--- AVAILABLE RECORDS ---
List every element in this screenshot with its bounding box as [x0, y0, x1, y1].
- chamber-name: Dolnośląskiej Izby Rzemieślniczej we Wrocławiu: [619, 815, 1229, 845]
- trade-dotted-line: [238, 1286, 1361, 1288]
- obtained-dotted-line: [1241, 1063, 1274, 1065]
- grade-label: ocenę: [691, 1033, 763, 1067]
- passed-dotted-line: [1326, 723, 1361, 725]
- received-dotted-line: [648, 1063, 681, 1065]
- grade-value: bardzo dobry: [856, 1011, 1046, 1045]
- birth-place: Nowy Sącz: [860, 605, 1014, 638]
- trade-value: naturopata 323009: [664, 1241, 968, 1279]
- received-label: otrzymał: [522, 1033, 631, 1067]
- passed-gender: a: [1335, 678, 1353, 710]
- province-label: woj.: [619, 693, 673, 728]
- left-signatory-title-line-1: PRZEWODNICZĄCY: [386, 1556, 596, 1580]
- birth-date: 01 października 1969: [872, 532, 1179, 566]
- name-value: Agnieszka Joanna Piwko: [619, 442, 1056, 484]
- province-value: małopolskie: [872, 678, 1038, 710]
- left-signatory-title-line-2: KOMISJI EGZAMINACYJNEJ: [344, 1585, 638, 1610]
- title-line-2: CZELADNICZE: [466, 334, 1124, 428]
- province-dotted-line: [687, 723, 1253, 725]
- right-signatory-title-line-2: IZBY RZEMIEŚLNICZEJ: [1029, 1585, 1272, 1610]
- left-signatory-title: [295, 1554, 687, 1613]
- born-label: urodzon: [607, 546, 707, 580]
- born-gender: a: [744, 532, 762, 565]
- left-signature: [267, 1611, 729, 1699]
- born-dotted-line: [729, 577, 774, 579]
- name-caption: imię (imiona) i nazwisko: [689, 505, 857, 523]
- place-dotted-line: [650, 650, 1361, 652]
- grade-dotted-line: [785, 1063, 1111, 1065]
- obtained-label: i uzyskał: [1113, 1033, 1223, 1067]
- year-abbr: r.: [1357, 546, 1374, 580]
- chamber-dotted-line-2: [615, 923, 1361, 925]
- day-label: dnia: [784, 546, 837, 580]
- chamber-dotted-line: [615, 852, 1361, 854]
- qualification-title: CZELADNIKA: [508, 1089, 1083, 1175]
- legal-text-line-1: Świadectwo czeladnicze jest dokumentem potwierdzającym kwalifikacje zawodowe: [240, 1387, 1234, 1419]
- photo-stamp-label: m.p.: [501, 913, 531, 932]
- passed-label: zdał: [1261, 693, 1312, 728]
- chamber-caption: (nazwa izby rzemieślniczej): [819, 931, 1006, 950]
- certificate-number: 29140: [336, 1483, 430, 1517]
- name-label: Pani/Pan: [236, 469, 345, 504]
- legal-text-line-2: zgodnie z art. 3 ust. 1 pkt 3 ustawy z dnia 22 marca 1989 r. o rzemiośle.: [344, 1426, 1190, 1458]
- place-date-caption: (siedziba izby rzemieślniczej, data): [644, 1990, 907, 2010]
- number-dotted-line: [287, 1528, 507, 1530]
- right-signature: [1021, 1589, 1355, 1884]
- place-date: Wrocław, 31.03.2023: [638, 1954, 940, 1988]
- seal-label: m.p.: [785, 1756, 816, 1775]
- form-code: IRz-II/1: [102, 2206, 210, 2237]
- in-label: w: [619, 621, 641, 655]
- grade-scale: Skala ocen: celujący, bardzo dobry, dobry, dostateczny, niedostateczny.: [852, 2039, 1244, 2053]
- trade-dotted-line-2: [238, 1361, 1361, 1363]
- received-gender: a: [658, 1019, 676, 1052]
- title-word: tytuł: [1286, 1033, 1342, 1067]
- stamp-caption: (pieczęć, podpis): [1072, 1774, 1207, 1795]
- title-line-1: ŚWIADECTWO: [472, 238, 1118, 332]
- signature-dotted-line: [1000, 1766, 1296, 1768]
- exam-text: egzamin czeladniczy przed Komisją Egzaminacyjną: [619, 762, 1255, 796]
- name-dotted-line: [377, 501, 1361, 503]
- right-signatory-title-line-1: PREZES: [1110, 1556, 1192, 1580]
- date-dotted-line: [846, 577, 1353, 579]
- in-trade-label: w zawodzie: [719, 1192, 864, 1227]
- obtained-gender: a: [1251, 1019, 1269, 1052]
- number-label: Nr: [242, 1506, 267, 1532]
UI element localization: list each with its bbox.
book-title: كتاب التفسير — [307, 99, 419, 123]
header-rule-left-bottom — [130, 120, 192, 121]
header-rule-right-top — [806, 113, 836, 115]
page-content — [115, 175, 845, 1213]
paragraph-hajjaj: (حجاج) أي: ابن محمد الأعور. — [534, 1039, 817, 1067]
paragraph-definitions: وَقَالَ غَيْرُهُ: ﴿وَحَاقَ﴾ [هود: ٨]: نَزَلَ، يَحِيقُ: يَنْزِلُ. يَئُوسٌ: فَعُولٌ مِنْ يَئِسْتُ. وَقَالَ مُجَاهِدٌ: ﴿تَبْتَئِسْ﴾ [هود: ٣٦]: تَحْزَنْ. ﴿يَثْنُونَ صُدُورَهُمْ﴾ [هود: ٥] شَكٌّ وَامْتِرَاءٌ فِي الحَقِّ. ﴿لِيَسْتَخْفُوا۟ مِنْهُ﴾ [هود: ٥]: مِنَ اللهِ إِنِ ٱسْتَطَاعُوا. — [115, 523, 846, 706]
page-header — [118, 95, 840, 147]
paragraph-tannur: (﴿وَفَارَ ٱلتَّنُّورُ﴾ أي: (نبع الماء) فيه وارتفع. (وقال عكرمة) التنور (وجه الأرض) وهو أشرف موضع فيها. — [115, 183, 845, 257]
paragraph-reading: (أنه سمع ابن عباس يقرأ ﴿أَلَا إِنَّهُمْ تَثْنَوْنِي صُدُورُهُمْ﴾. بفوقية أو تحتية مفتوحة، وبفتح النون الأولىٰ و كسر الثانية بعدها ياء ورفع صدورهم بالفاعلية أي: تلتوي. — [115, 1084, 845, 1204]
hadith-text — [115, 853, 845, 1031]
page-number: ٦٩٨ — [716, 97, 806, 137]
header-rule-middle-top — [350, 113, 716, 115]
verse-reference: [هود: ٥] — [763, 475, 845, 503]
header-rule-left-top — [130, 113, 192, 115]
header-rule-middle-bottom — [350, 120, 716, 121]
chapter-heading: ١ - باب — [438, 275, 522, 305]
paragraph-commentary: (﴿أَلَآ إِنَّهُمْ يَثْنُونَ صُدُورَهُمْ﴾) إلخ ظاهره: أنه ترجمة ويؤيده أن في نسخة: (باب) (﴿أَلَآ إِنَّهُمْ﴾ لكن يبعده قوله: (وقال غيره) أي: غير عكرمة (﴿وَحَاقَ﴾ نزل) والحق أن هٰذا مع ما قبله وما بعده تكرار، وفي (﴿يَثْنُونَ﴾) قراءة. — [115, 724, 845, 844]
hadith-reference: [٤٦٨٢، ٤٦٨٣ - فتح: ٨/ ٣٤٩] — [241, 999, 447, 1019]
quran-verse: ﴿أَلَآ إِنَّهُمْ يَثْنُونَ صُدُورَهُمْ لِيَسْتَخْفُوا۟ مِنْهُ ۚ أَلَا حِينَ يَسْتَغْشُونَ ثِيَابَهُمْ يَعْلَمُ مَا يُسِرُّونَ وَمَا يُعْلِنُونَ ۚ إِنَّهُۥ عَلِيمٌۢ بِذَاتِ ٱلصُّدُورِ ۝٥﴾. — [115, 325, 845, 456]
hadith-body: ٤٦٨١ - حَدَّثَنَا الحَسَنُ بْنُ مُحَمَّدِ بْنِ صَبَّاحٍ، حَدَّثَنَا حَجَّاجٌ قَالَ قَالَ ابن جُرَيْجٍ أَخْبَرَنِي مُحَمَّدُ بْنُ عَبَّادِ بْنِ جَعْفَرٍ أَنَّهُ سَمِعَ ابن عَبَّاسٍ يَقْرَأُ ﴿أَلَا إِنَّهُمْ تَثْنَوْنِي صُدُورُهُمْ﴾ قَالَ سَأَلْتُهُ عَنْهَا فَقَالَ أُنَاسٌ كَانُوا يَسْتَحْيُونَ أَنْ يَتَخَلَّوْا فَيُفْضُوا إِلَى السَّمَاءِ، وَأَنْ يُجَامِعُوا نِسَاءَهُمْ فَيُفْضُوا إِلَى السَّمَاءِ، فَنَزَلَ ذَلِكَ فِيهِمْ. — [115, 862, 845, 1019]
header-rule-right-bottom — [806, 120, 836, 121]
---
(TO BE DONE):
Present the records, from their first line through the line that contains "- province-dotted-line: [687, 723, 1253, 725]", as a Markdown table with a Row column holding the row number and a Text column holding the line. Leave out any blank lines.

(FULL ANSWER):
| Row | Text |
|---|---|
| 1 | List every element in this screenshot with its bounding box as [x0, y0, x1, y1]. |
| 2 | - chamber-name: Dolnośląskiej Izby Rzemieślniczej we Wrocławiu: [619, 815, 1229, 845] |
| 3 | - trade-dotted-line: [238, 1286, 1361, 1288] |
| 4 | - obtained-dotted-line: [1241, 1063, 1274, 1065] |
| 5 | - grade-label: ocenę: [691, 1033, 763, 1067] |
| 6 | - passed-dotted-line: [1326, 723, 1361, 725] |
| 7 | - received-dotted-line: [648, 1063, 681, 1065] |
| 8 | - grade-value: bardzo dobry: [856, 1011, 1046, 1045] |
| 9 | - birth-place: Nowy Sącz: [860, 605, 1014, 638] |
| 10 | - trade-value: naturopata 323009: [664, 1241, 968, 1279] |
| 11 | - received-label: otrzymał: [522, 1033, 631, 1067] |
| 12 | - passed-gender: a: [1335, 678, 1353, 710] |
| 13 | - province-label: woj.: [619, 693, 673, 728] |
| 14 | - left-signatory-title-line-1: PRZEWODNICZĄCY: [386, 1556, 596, 1580] |
| 15 | - birth-date: 01 października 1969: [872, 532, 1179, 566] |
| 16 | - name-value: Agnieszka Joanna Piwko: [619, 442, 1056, 484] |
| 17 | - province-value: małopolskie: [872, 678, 1038, 710] |
| 18 | - left-signatory-title-line-2: KOMISJI EGZAMINACYJNEJ: [344, 1585, 638, 1610] |
| 19 | - title-line-2: CZELADNICZE: [466, 334, 1124, 428] |
| 20 | - province-dotted-line: [687, 723, 1253, 725] |